▼

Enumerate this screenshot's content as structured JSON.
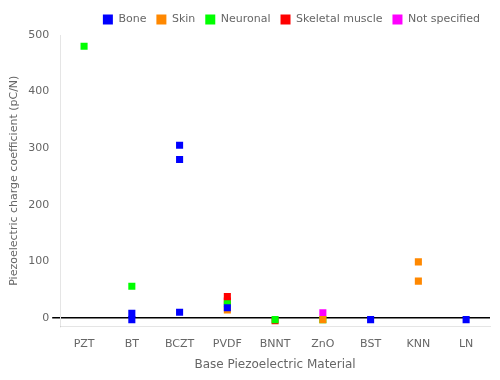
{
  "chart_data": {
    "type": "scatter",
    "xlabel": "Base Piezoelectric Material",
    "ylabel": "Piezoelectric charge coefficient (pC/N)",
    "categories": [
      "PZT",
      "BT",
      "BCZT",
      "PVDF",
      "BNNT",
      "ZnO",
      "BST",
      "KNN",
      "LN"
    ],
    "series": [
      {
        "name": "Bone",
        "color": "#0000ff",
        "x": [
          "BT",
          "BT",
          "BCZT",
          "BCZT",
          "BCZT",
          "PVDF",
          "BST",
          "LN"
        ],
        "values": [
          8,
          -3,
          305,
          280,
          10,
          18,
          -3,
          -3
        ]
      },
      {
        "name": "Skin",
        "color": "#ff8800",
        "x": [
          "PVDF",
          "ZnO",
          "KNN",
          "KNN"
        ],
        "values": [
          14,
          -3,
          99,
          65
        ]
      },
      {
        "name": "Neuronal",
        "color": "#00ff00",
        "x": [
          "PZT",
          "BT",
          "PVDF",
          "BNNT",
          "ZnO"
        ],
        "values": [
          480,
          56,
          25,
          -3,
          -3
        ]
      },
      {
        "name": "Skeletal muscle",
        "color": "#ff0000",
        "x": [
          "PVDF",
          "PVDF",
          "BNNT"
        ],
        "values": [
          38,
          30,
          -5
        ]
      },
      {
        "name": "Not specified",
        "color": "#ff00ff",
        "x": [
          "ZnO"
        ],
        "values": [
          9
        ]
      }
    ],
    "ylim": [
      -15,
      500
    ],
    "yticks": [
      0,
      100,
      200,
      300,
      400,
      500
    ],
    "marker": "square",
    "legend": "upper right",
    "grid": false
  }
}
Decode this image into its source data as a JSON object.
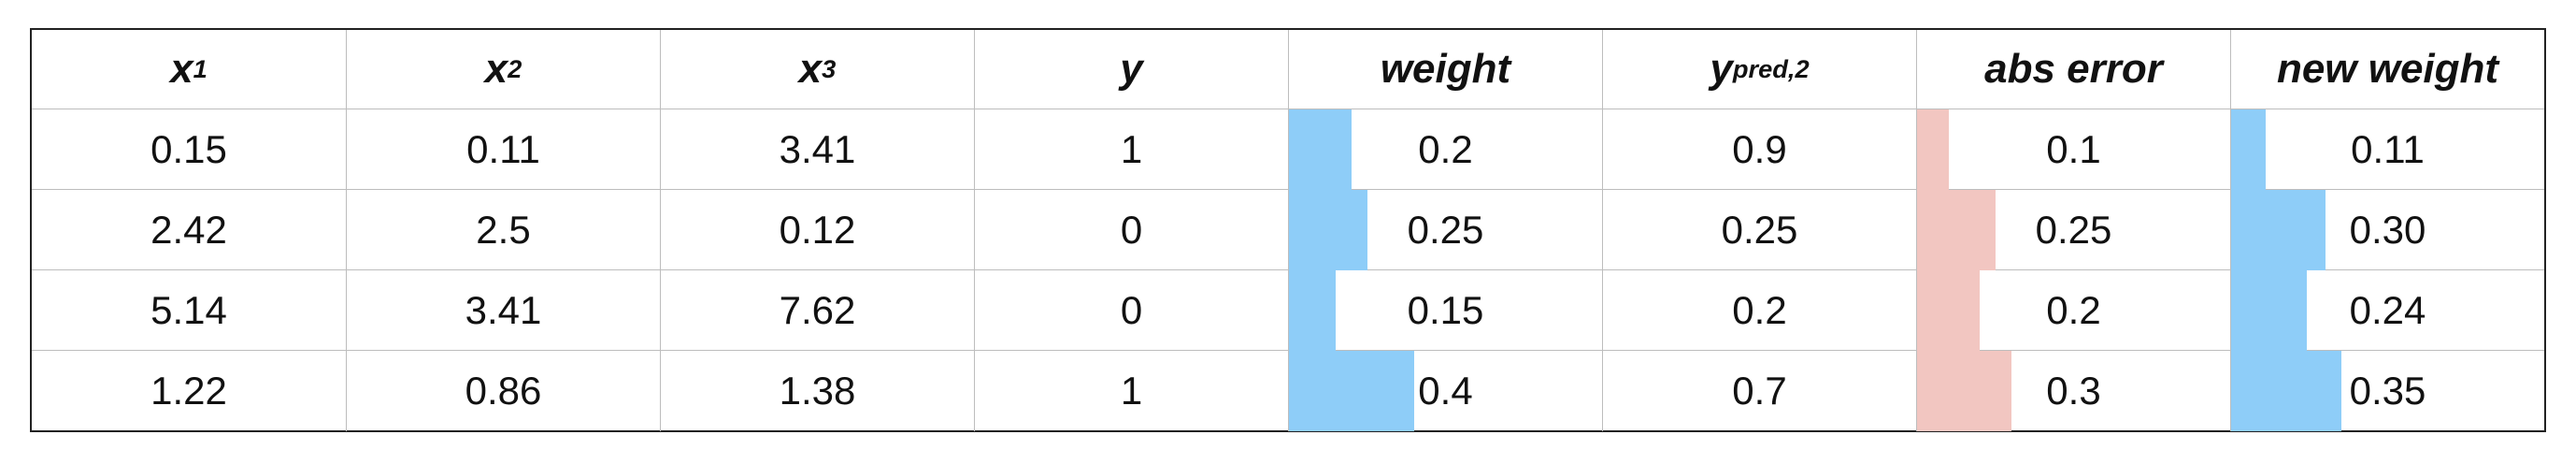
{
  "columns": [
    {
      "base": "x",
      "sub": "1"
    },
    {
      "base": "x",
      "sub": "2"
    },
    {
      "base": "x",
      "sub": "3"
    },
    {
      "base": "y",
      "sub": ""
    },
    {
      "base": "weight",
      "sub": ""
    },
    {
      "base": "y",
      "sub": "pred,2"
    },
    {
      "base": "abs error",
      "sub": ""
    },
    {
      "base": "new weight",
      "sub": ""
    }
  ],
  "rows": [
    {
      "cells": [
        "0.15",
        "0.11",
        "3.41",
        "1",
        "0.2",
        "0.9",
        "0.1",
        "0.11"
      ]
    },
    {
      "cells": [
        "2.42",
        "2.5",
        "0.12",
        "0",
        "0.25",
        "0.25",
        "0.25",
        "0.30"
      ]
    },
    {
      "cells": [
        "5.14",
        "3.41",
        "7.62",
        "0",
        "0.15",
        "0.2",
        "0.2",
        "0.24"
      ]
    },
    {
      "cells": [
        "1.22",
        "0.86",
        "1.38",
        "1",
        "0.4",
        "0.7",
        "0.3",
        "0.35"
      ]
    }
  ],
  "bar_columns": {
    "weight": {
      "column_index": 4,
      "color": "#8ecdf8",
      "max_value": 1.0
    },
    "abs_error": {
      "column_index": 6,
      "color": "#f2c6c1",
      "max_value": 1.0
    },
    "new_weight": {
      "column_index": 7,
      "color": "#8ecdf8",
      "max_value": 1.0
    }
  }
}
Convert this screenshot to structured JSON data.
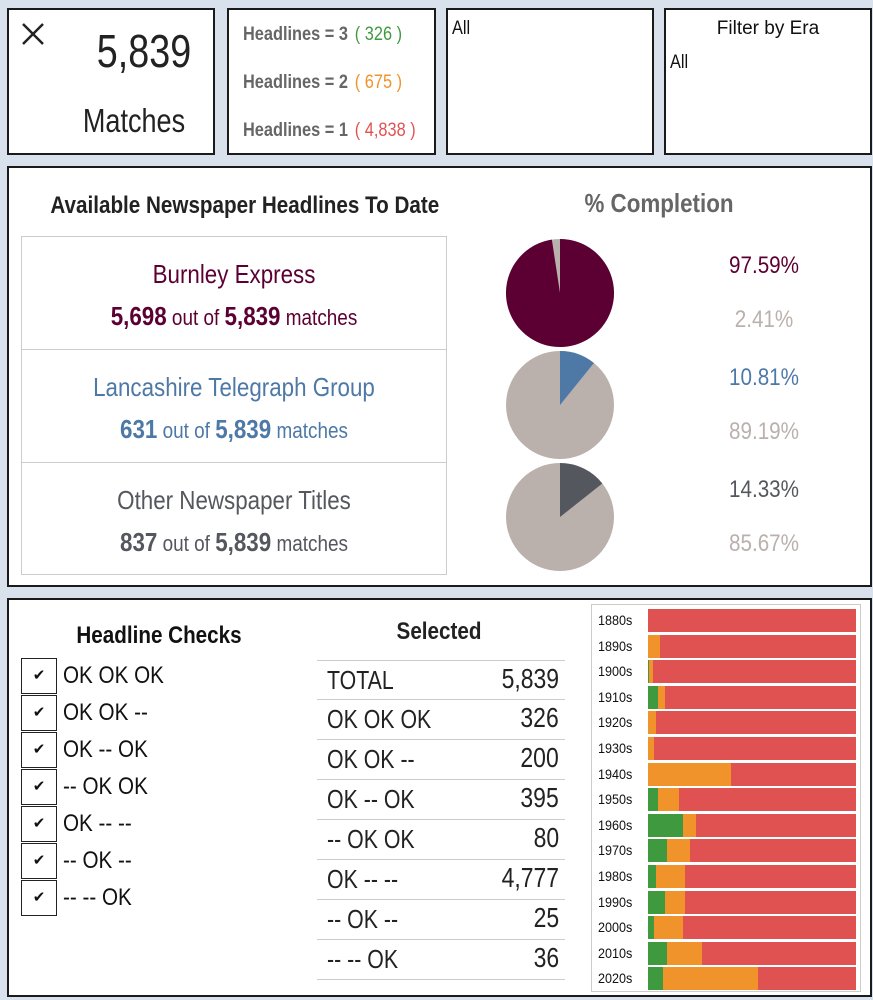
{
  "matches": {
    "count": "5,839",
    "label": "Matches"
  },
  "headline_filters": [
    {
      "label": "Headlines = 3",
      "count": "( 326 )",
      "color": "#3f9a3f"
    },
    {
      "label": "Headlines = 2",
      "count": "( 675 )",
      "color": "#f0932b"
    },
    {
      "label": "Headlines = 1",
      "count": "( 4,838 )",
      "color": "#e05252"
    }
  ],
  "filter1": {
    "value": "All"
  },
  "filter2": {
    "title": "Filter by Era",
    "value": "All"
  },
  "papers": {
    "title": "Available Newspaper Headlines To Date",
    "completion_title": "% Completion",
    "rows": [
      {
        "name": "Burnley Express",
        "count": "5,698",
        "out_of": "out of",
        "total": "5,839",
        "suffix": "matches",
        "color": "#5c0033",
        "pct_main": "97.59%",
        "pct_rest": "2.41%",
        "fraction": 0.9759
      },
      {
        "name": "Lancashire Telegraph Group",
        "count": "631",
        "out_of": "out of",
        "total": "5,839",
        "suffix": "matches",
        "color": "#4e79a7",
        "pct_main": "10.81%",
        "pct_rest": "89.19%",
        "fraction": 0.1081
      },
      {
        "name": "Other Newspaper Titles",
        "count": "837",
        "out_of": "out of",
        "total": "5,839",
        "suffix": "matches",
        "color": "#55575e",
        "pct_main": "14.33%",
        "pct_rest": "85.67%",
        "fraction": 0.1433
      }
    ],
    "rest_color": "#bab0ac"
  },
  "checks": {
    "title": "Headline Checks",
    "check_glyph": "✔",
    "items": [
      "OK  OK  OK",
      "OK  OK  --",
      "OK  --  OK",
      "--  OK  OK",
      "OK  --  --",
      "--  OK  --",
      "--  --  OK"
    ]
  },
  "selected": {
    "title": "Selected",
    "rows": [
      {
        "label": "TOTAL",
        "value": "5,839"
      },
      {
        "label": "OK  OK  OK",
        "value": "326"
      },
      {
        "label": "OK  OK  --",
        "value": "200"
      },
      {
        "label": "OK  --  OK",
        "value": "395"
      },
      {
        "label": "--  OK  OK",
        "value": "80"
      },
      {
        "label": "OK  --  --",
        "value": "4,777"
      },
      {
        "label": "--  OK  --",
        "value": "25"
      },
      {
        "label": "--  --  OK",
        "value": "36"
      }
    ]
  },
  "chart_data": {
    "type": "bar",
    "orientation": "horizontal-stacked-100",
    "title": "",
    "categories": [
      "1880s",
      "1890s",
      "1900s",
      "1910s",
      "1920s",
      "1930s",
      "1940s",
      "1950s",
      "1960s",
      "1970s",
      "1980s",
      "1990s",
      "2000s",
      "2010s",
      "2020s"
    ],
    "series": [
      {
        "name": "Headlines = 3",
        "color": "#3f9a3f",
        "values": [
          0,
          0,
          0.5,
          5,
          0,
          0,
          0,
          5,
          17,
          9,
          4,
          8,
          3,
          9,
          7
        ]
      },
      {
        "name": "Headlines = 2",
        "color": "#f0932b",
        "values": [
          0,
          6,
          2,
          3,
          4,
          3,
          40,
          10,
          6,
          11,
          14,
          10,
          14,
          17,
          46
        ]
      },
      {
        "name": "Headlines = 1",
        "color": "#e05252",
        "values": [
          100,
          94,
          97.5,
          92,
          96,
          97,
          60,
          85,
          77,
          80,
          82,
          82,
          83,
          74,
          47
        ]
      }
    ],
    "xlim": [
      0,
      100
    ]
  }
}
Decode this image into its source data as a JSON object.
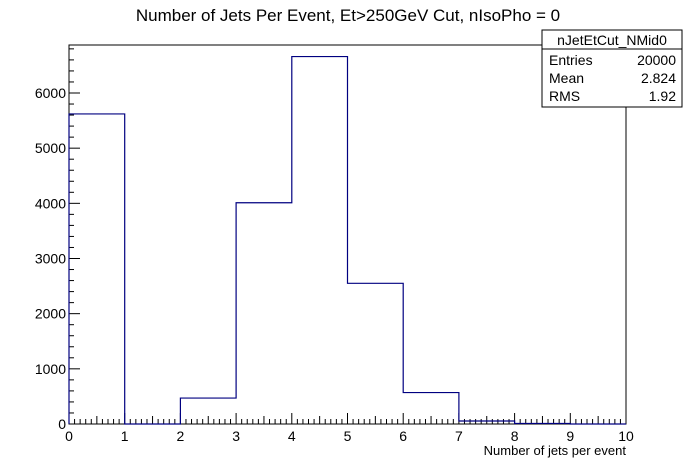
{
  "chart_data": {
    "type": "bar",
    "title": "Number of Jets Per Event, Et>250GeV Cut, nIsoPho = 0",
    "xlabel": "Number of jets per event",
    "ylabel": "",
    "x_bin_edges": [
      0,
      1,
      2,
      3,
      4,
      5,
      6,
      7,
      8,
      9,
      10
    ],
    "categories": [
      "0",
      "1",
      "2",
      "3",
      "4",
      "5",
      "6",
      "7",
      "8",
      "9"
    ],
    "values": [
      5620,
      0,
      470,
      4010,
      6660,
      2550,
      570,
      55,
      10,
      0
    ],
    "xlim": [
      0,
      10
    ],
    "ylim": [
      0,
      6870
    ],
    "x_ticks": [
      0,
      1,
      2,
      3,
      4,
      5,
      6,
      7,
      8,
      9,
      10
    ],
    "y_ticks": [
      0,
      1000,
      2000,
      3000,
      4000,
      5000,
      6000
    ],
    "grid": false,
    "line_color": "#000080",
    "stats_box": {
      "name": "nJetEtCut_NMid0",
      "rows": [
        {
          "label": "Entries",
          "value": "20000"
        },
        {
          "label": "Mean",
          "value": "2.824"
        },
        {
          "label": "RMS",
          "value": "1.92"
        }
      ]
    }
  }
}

▲

Task brief:
Using the listing, collect all lines in which the string "this" is found.

Response to the exercise:
Enumerate this screenshot's content as structured JSON.
Decode this image into its source data as a JSON object.
Convert this screenshot to structured JSON data.
Decode this image into its source data as a JSON object.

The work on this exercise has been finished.